[Data extracted from a collection]
**********
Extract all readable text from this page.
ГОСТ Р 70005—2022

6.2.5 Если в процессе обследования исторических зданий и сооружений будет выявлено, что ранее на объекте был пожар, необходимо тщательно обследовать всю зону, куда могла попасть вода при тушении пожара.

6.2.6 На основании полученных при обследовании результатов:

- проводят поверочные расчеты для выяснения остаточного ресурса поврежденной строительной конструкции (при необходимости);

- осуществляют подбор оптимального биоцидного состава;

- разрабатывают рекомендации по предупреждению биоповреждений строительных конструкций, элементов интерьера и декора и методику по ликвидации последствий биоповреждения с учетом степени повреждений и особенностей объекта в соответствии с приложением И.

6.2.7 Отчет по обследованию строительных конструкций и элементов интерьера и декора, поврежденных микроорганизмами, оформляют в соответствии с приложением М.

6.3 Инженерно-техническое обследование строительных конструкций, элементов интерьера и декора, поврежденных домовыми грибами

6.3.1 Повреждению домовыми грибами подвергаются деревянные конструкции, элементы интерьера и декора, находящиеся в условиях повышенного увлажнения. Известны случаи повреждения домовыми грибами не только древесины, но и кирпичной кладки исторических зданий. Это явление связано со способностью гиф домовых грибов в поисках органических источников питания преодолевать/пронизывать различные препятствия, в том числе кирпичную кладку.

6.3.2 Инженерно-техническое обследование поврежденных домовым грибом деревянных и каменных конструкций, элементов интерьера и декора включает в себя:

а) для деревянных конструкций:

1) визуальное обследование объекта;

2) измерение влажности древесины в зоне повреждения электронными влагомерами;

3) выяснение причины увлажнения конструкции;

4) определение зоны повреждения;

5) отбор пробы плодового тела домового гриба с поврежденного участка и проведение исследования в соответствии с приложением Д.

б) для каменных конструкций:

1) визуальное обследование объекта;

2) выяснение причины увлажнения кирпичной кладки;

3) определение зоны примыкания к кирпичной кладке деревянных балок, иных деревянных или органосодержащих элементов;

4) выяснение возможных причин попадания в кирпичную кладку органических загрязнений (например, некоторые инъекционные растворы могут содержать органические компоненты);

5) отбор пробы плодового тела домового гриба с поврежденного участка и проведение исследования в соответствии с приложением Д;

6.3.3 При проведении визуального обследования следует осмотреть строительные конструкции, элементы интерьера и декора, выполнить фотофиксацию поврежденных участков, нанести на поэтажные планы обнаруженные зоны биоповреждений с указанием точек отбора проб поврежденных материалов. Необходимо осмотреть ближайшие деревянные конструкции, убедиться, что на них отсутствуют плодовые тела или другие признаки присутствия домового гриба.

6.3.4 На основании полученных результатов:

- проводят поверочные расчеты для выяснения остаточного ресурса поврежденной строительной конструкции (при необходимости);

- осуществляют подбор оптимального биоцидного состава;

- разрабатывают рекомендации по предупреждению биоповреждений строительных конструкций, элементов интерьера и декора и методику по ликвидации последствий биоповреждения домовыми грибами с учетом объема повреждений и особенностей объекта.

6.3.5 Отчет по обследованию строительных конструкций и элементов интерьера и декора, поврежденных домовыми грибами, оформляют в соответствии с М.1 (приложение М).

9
**********
§ WRITTEN PROBLEM
Within the listing, how many lines hold the word "поврежденного"? Only the number is to be given.

§ RESPONSE TO THE EXERCISE
2